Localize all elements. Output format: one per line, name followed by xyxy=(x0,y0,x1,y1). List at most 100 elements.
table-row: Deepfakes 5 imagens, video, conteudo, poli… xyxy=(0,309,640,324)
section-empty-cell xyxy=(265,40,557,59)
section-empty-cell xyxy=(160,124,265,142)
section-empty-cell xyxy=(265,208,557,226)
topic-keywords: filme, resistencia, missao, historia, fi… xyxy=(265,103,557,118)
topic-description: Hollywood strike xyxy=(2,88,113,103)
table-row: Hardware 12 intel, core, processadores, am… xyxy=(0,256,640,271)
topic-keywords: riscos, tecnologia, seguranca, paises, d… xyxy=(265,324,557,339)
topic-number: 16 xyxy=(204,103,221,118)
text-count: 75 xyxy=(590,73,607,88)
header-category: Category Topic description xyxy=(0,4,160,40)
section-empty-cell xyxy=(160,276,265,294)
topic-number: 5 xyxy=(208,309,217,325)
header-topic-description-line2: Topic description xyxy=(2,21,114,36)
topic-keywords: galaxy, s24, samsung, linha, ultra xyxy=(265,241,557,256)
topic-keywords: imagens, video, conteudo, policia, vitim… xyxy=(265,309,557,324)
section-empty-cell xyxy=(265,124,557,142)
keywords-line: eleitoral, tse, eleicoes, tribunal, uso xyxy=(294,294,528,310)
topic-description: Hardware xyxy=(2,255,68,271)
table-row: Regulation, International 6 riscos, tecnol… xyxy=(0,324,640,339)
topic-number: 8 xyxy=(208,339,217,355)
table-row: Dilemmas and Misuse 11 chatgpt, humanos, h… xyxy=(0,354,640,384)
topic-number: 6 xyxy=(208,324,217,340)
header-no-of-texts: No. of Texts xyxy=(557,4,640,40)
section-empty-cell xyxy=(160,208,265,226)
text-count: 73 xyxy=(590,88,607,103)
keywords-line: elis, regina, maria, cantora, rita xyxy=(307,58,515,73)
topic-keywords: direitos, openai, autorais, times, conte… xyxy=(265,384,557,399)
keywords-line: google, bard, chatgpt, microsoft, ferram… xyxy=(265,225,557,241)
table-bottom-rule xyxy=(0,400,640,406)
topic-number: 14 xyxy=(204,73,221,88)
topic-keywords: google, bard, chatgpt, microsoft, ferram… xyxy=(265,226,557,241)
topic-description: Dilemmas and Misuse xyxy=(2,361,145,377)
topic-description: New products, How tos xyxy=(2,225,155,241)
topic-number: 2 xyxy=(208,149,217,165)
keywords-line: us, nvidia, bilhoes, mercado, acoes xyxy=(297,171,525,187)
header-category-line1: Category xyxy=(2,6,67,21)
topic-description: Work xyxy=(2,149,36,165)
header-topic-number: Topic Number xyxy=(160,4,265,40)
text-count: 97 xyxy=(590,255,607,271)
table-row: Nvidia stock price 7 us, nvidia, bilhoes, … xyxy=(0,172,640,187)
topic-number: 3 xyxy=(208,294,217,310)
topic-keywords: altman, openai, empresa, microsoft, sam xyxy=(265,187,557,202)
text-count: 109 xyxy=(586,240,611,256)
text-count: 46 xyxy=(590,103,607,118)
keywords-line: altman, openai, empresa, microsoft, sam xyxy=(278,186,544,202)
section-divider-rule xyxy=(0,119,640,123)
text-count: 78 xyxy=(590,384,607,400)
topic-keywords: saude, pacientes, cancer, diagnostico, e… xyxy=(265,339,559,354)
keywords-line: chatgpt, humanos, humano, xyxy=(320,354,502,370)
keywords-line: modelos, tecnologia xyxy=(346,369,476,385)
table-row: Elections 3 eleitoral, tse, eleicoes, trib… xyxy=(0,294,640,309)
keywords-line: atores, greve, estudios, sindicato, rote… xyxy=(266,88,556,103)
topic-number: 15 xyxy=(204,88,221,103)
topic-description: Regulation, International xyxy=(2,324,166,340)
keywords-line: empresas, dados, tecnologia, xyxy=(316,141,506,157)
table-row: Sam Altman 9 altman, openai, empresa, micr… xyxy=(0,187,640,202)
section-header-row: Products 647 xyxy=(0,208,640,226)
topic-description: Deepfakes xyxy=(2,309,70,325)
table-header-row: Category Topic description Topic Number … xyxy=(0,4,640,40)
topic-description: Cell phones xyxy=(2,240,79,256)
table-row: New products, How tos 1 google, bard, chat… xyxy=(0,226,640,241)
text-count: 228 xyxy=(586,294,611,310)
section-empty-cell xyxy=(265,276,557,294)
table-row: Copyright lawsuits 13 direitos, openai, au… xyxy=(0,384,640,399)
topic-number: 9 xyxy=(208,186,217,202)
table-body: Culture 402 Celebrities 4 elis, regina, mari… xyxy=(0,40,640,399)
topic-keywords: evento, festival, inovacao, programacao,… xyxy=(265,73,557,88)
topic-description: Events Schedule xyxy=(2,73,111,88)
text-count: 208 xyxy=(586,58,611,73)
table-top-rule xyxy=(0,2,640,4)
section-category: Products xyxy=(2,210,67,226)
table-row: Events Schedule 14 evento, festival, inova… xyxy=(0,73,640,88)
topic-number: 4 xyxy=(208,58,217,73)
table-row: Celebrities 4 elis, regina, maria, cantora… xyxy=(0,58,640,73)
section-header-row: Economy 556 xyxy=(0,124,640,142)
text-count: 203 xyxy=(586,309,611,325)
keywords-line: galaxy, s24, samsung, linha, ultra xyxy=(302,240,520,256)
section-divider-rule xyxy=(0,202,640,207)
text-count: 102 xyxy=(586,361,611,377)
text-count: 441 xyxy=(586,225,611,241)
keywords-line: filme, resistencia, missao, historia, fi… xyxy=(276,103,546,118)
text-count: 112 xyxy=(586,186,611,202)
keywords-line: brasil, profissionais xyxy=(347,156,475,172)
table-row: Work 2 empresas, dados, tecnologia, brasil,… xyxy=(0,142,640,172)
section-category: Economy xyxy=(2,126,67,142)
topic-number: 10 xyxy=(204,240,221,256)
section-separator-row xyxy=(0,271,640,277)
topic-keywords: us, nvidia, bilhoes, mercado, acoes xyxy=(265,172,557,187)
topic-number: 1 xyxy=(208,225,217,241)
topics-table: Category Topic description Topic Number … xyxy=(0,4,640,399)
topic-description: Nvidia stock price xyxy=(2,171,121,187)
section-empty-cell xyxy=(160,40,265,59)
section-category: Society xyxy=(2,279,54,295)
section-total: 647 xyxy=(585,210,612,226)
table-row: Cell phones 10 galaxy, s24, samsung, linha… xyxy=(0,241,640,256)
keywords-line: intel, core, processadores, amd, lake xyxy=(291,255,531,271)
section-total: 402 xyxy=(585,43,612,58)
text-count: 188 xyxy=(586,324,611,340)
◆ ◆ ◆ ◆ ◆ ◆ ◆
= Exercise instructions =
Quote the records above verbatim, every line in its original order.

= Solution to the problem =
Localize all elements. Output format: one per line, name followed by xyxy=(x0,y0,x1,y1). List at most 100 elements.
table-row: Deepfakes 5 imagens, video, conteudo, poli… xyxy=(0,309,640,324)
section-empty-cell xyxy=(265,40,557,59)
section-empty-cell xyxy=(160,124,265,142)
section-empty-cell xyxy=(265,208,557,226)
topic-keywords: filme, resistencia, missao, historia, fi… xyxy=(265,103,557,118)
topic-description: Hollywood strike xyxy=(2,88,113,103)
table-row: Hardware 12 intel, core, processadores, am… xyxy=(0,256,640,271)
topic-keywords: riscos, tecnologia, seguranca, paises, d… xyxy=(265,324,557,339)
topic-number: 16 xyxy=(204,103,221,118)
text-count: 75 xyxy=(590,73,607,88)
header-category: Category Topic description xyxy=(0,4,160,40)
section-empty-cell xyxy=(160,276,265,294)
topic-number: 5 xyxy=(208,309,217,325)
header-topic-description-line2: Topic description xyxy=(2,21,114,36)
topic-keywords: galaxy, s24, samsung, linha, ultra xyxy=(265,241,557,256)
topic-keywords: imagens, video, conteudo, policia, vitim… xyxy=(265,309,557,324)
section-empty-cell xyxy=(265,124,557,142)
keywords-line: eleitoral, tse, eleicoes, tribunal, uso xyxy=(294,294,528,310)
topic-description: Hardware xyxy=(2,255,68,271)
table-row: Regulation, International 6 riscos, tecnol… xyxy=(0,324,640,339)
topic-number: 8 xyxy=(208,339,217,355)
table-row: Dilemmas and Misuse 11 chatgpt, humanos, h… xyxy=(0,354,640,384)
topic-number: 6 xyxy=(208,324,217,340)
header-no-of-texts: No. of Texts xyxy=(557,4,640,40)
section-empty-cell xyxy=(160,208,265,226)
text-count: 73 xyxy=(590,88,607,103)
keywords-line: elis, regina, maria, cantora, rita xyxy=(307,58,515,73)
topic-keywords: direitos, openai, autorais, times, conte… xyxy=(265,384,557,399)
keywords-line: google, bard, chatgpt, microsoft, ferram… xyxy=(265,225,557,241)
table-bottom-rule xyxy=(0,400,640,406)
topic-number: 14 xyxy=(204,73,221,88)
topic-keywords: google, bard, chatgpt, microsoft, ferram… xyxy=(265,226,557,241)
topic-description: Dilemmas and Misuse xyxy=(2,361,145,377)
topic-description: New products, How tos xyxy=(2,225,155,241)
topic-number: 2 xyxy=(208,149,217,165)
keywords-line: us, nvidia, bilhoes, mercado, acoes xyxy=(297,171,525,187)
header-category-line1: Category xyxy=(2,6,67,21)
topic-description: Work xyxy=(2,149,36,165)
header-topic-number: Topic Number xyxy=(160,4,265,40)
text-count: 97 xyxy=(590,255,607,271)
table-row: Nvidia stock price 7 us, nvidia, bilhoes, … xyxy=(0,172,640,187)
topic-number: 3 xyxy=(208,294,217,310)
topic-keywords: altman, openai, empresa, microsoft, sam xyxy=(265,187,557,202)
text-count: 109 xyxy=(586,240,611,256)
text-count: 46 xyxy=(590,103,607,118)
keywords-line: altman, openai, empresa, microsoft, sam xyxy=(278,186,544,202)
section-divider-rule xyxy=(0,119,640,123)
text-count: 78 xyxy=(590,384,607,400)
topic-keywords: saude, pacientes, cancer, diagnostico, e… xyxy=(265,339,559,354)
keywords-line: chatgpt, humanos, humano, xyxy=(320,354,502,370)
keywords-line: modelos, tecnologia xyxy=(346,369,476,385)
table-row: Elections 3 eleitoral, tse, eleicoes, trib… xyxy=(0,294,640,309)
keywords-line: atores, greve, estudios, sindicato, rote… xyxy=(266,88,556,103)
topic-number: 15 xyxy=(204,88,221,103)
topic-description: Regulation, International xyxy=(2,324,166,340)
keywords-line: empresas, dados, tecnologia, xyxy=(316,141,506,157)
table-row: Sam Altman 9 altman, openai, empresa, micr… xyxy=(0,187,640,202)
section-header-row: Products 647 xyxy=(0,208,640,226)
topic-description: Deepfakes xyxy=(2,309,70,325)
table-header-row: Category Topic description Topic Number … xyxy=(0,4,640,40)
topic-description: Cell phones xyxy=(2,240,79,256)
table-row: New products, How tos 1 google, bard, chat… xyxy=(0,226,640,241)
text-count: 228 xyxy=(586,294,611,310)
section-empty-cell xyxy=(265,276,557,294)
table-row: Copyright lawsuits 13 direitos, openai, au… xyxy=(0,384,640,399)
topic-number: 9 xyxy=(208,186,217,202)
table-body: Culture 402 Celebrities 4 elis, regina, mari… xyxy=(0,40,640,399)
topic-keywords: evento, festival, inovacao, programacao,… xyxy=(265,73,557,88)
topic-description: Events Schedule xyxy=(2,73,111,88)
text-count: 208 xyxy=(586,58,611,73)
table-top-rule xyxy=(0,2,640,4)
section-category: Products xyxy=(2,210,67,226)
table-row: Events Schedule 14 evento, festival, inova… xyxy=(0,73,640,88)
topic-number: 4 xyxy=(208,58,217,73)
table-row: Celebrities 4 elis, regina, maria, cantora… xyxy=(0,58,640,73)
section-header-row: Economy 556 xyxy=(0,124,640,142)
text-count: 203 xyxy=(586,309,611,325)
keywords-line: galaxy, s24, samsung, linha, ultra xyxy=(302,240,520,256)
section-divider-rule xyxy=(0,202,640,207)
text-count: 102 xyxy=(586,361,611,377)
text-count: 441 xyxy=(586,225,611,241)
keywords-line: filme, resistencia, missao, historia, fi… xyxy=(276,103,546,118)
text-count: 112 xyxy=(586,186,611,202)
keywords-line: brasil, profissionais xyxy=(347,156,475,172)
table-row: Work 2 empresas, dados, tecnologia, brasil,… xyxy=(0,142,640,172)
section-category: Economy xyxy=(2,126,67,142)
topic-number: 10 xyxy=(204,240,221,256)
section-separator-row xyxy=(0,271,640,277)
topic-keywords: us, nvidia, bilhoes, mercado, acoes xyxy=(265,172,557,187)
topic-number: 1 xyxy=(208,225,217,241)
topics-table: Category Topic description Topic Number … xyxy=(0,4,640,399)
topic-description: Nvidia stock price xyxy=(2,171,121,187)
section-empty-cell xyxy=(160,40,265,59)
section-category: Society xyxy=(2,279,54,295)
section-total: 647 xyxy=(585,210,612,226)
table-row: Cell phones 10 galaxy, s24, samsung, linha… xyxy=(0,241,640,256)
keywords-line: intel, core, processadores, amd, lake xyxy=(291,255,531,271)
section-total: 402 xyxy=(585,43,612,58)
text-count: 188 xyxy=(586,324,611,340)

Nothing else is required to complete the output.